**PROMPT:**
Recast every line of the records below as a Markdown table with the columns "Row" and "Line", numbering each row and skipping blank lines. Leave the pictures out of the table.

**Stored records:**
begin

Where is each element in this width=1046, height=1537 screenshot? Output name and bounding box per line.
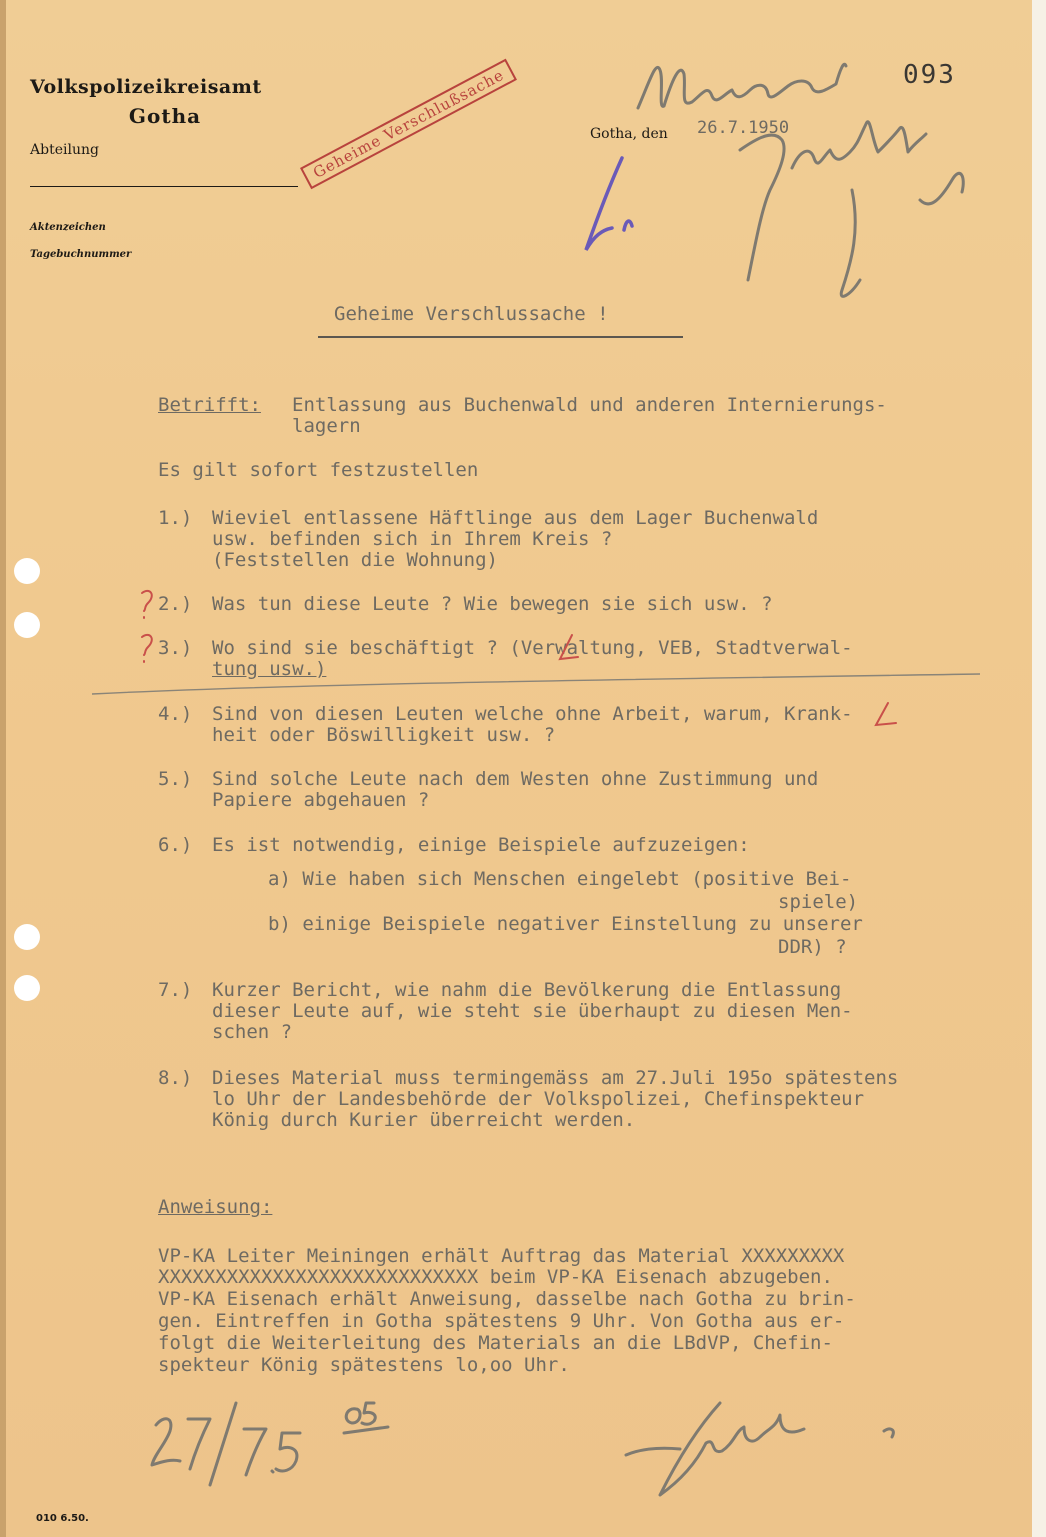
letterhead-diary-number: Tagebuchnummer bbox=[30, 249, 132, 260]
item-text: Kurzer Bericht, wie nahm die Bevölkerung die Entlassung bbox=[212, 979, 842, 1001]
item-text: Dieses Material muss termingemäss am 27.Juli 195o spätestens bbox=[212, 1067, 899, 1089]
item-text: dieser Leute auf, wie steht sie überhaupt zu diesen Men- bbox=[212, 1000, 853, 1022]
document-number: 093 bbox=[903, 60, 956, 90]
subject-line: Entlassung aus Buchenwald und anderen Internierungs- bbox=[292, 394, 887, 416]
item-number: 1.) bbox=[158, 507, 193, 529]
item-text: schen ? bbox=[212, 1021, 293, 1043]
item-subpoint: DDR) ? bbox=[778, 936, 847, 958]
item-number: 7.) bbox=[158, 979, 193, 1001]
instruction-text: VP-KA Leiter Meiningen erhält Auftrag das Material XXXXXXXXX bbox=[158, 1245, 845, 1267]
punch-hole bbox=[14, 924, 40, 950]
item-subpoint: b) einige Beispiele negativer Einstellung zu unserer bbox=[268, 913, 863, 935]
item-text: tung usw.) bbox=[212, 658, 327, 680]
item-number: 6.) bbox=[158, 834, 193, 856]
letterhead-rule bbox=[30, 186, 298, 187]
item-text: lo Uhr der Landesbehörde der Volkspolizei, Chefinspekteur bbox=[212, 1088, 865, 1110]
heading-underline bbox=[318, 336, 683, 338]
item-text: Wieviel entlassene Häftlinge aus dem Lager Buchenwald bbox=[212, 507, 819, 529]
item-text: (Feststellen die Wohnung) bbox=[212, 549, 498, 571]
page-left-edge bbox=[0, 0, 6, 1537]
letterhead-city: Gotha bbox=[128, 104, 202, 128]
handwritten-annotation-top bbox=[560, 40, 1000, 340]
item-text: usw. befinden sich in Ihrem Kreis ? bbox=[212, 528, 613, 550]
item-text: Sind solche Leute nach dem Westen ohne Zustimmung und bbox=[212, 768, 819, 790]
subject-line: lagern bbox=[292, 415, 361, 437]
instruction-text: XXXXXXXXXXXXXXXXXXXXXXXXXXXX beim VP-KA Eisenach abzugeben. bbox=[158, 1266, 833, 1288]
item-text: Es ist notwendig, einige Beispiele aufzuzeigen: bbox=[212, 834, 750, 856]
item-subpoint: a) Wie haben sich Menschen eingelebt (positive Bei- bbox=[268, 868, 852, 890]
instruction-text: VP-KA Eisenach erhält Anweisung, dasselbe nach Gotha zu brin- bbox=[158, 1288, 856, 1310]
letterhead-organization: Volkspolizeikreisamt bbox=[30, 76, 262, 98]
instruction-text: spekteur König spätestens lo,oo Uhr. bbox=[158, 1354, 570, 1376]
form-code: 010 6.50. bbox=[36, 1513, 89, 1524]
item-number: 8.) bbox=[158, 1067, 193, 1089]
item-text: Was tun diese Leute ? Wie bewegen sie sich usw. ? bbox=[212, 593, 773, 615]
item-number: 4.) bbox=[158, 703, 193, 725]
intro-text: Es gilt sofort festzustellen bbox=[158, 459, 479, 481]
item-subpoint: spiele) bbox=[778, 891, 859, 913]
item-number: 5.) bbox=[158, 768, 193, 790]
document-date: 26.7.1950 bbox=[697, 118, 790, 138]
punch-hole bbox=[14, 612, 40, 638]
item-number: 2.) bbox=[158, 593, 193, 615]
item-text: Papiere abgehauen ? bbox=[212, 789, 430, 811]
instruction-label: Anweisung: bbox=[158, 1196, 273, 1218]
punch-hole bbox=[14, 975, 40, 1001]
punch-hole bbox=[14, 558, 40, 584]
subject-label: Betrifft: bbox=[158, 394, 261, 416]
instruction-text: folgt die Weiterleitung des Materials an die LBdVP, Chefin- bbox=[158, 1332, 833, 1354]
handwritten-annotation-bottom bbox=[140, 1385, 920, 1525]
letterhead-department: Abteilung bbox=[30, 142, 99, 158]
place-date-label: Gotha, den bbox=[590, 126, 668, 142]
item-text: heit oder Böswilligkeit usw. ? bbox=[212, 724, 556, 746]
pencil-strike-line bbox=[90, 670, 990, 710]
classification-stamp: Geheime Verschlußsache bbox=[300, 58, 517, 189]
instruction-text: gen. Eintreffen in Gotha spätestens 9 Uhr. Von Gotha aus er- bbox=[158, 1310, 845, 1332]
item-number: 3.) bbox=[158, 637, 193, 659]
page-right-edge bbox=[1032, 0, 1046, 1537]
item-text: Wo sind sie beschäftigt ? (Verwaltung, VEB, Stadtverwal- bbox=[212, 637, 853, 659]
document-heading: Geheime Verschlussache ! bbox=[334, 303, 609, 325]
item-text: König durch Kurier überreicht werden. bbox=[212, 1109, 636, 1131]
letterhead-file-ref: Aktenzeichen bbox=[30, 222, 106, 233]
letterhead bbox=[30, 76, 300, 260]
item-text: Sind von diesen Leuten welche ohne Arbeit, warum, Krank- bbox=[212, 703, 853, 725]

end

**FINISHED EXERCISE:**
| Row | Line |
|---|---|
| 1 | Where is each element in this width=1046, height=1537 screenshot? Output name and bounding box per line. |
| 2 | letterhead-diary-number: Tagebuchnummer bbox=[30, 249, 132, 260] |
| 3 | item-text: Kurzer Bericht, wie nahm die Bevölkerung die Entlassung bbox=[212, 979, 842, 1001] |
| 4 | item-text: Dieses Material muss termingemäss am 27.Juli 195o spätestens bbox=[212, 1067, 899, 1089] |
| 5 | item-text: dieser Leute auf, wie steht sie überhaupt zu diesen Men- bbox=[212, 1000, 853, 1022] |
| 6 | document-number: 093 bbox=[903, 60, 956, 90] |
| 7 | subject-line: Entlassung aus Buchenwald und anderen Internierungs- bbox=[292, 394, 887, 416] |
| 8 | item-number: 1.) bbox=[158, 507, 193, 529] |
| 9 | item-text: schen ? bbox=[212, 1021, 293, 1043] |
| 10 | item-subpoint: DDR) ? bbox=[778, 936, 847, 958] |
| 11 | item-number: 7.) bbox=[158, 979, 193, 1001] |
| 12 | instruction-text: VP-KA Leiter Meiningen erhält Auftrag das Material XXXXXXXXX bbox=[158, 1245, 845, 1267] |
| 13 | punch-hole bbox=[14, 924, 40, 950] |
| 14 | item-subpoint: b) einige Beispiele negativer Einstellung zu unserer bbox=[268, 913, 863, 935] |
| 15 | item-text: tung usw.) bbox=[212, 658, 327, 680] |
| 16 | item-number: 6.) bbox=[158, 834, 193, 856] |
| 17 | letterhead-rule bbox=[30, 186, 298, 187] |
| 18 | item-text: lo Uhr der Landesbehörde der Volkspolizei, Chefinspekteur bbox=[212, 1088, 865, 1110] |
| 19 | heading-underline bbox=[318, 336, 683, 338] |
| 20 | item-text: Wieviel entlassene Häftlinge aus dem Lager Buchenwald bbox=[212, 507, 819, 529] |
| 21 | item-text: (Feststellen die Wohnung) bbox=[212, 549, 498, 571] |
| 22 | page-left-edge bbox=[0, 0, 6, 1537] |
| 23 | letterhead-city: Gotha bbox=[128, 104, 202, 128] |
| 24 | handwritten-annotation-top bbox=[560, 40, 1000, 340] |
| 25 | item-text: usw. befinden sich in Ihrem Kreis ? bbox=[212, 528, 613, 550] |
| 26 | item-text: Sind solche Leute nach dem Westen ohne Zustimmung und bbox=[212, 768, 819, 790] |
| 27 | subject-line: lagern bbox=[292, 415, 361, 437] |
| 28 | instruction-text: XXXXXXXXXXXXXXXXXXXXXXXXXXXX beim VP-KA Eisenach abzugeben. bbox=[158, 1266, 833, 1288] |
| 29 | item-text: Es ist notwendig, einige Beispiele aufzuzeigen: bbox=[212, 834, 750, 856] |
| 30 | item-subpoint: a) Wie haben sich Menschen eingelebt (positive Bei- bbox=[268, 868, 852, 890] |
| 31 | instruction-text: VP-KA Eisenach erhält Anweisung, dasselbe nach Gotha zu brin- bbox=[158, 1288, 856, 1310] |
| 32 | letterhead-organization: Volkspolizeikreisamt bbox=[30, 76, 262, 98] |
| 33 | instruction-text: spekteur König spätestens lo,oo Uhr. bbox=[158, 1354, 570, 1376] |
| 34 | form-code: 010 6.50. bbox=[36, 1513, 89, 1524] |
| 35 | item-number: 8.) bbox=[158, 1067, 193, 1089] |
| 36 | item-text: Was tun diese Leute ? Wie bewegen sie sich usw. ? bbox=[212, 593, 773, 615] |
| 37 | item-number: 4.) bbox=[158, 703, 193, 725] |
| 38 | intro-text: Es gilt sofort festzustellen bbox=[158, 459, 479, 481] |
| 39 | item-subpoint: spiele) bbox=[778, 891, 859, 913] |
| 40 | item-number: 5.) bbox=[158, 768, 193, 790] |
| 41 | document-date: 26.7.1950 bbox=[697, 118, 790, 138] |
| 42 | punch-hole bbox=[14, 612, 40, 638] |
| 43 | item-number: 2.) bbox=[158, 593, 193, 615] |
| 44 | item-text: Papiere abgehauen ? bbox=[212, 789, 430, 811] |
| 45 | instruction-label: Anweisung: bbox=[158, 1196, 273, 1218] |
| 46 | punch-hole bbox=[14, 975, 40, 1001] |
| 47 | punch-hole bbox=[14, 558, 40, 584] |
| 48 | subject-label: Betrifft: bbox=[158, 394, 261, 416] |
| 49 | instruction-text: folgt die Weiterleitung des Materials an die LBdVP, Chefin- bbox=[158, 1332, 833, 1354] |
| 50 | handwritten-annotation-bottom bbox=[140, 1385, 920, 1525] |
| 51 | letterhead-department: Abteilung bbox=[30, 142, 99, 158] |
| 52 | place-date-label: Gotha, den bbox=[590, 126, 668, 142] |
| 53 | item-text: heit oder Böswilligkeit usw. ? bbox=[212, 724, 556, 746] |
| 54 | pencil-strike-line bbox=[90, 670, 990, 710] |
| 55 | classification-stamp: Geheime Verschlußsache bbox=[300, 58, 517, 189] |
| 56 | instruction-text: gen. Eintreffen in Gotha spätestens 9 Uhr. Von Gotha aus er- bbox=[158, 1310, 845, 1332] |
| 57 | item-number: 3.) bbox=[158, 637, 193, 659] |
| 58 | page-right-edge bbox=[1032, 0, 1046, 1537] |
| 59 | item-text: Wo sind sie beschäftigt ? (Verwaltung, VEB, Stadtverwal- bbox=[212, 637, 853, 659] |
| 60 | document-heading: Geheime Verschlussache ! bbox=[334, 303, 609, 325] |
| 61 | item-text: König durch Kurier überreicht werden. bbox=[212, 1109, 636, 1131] |
| 62 | letterhead-file-ref: Aktenzeichen bbox=[30, 222, 106, 233] |
| 63 | letterhead bbox=[30, 76, 300, 260] |
| 64 | item-text: Sind von diesen Leuten welche ohne Arbeit, warum, Krank- bbox=[212, 703, 853, 725] |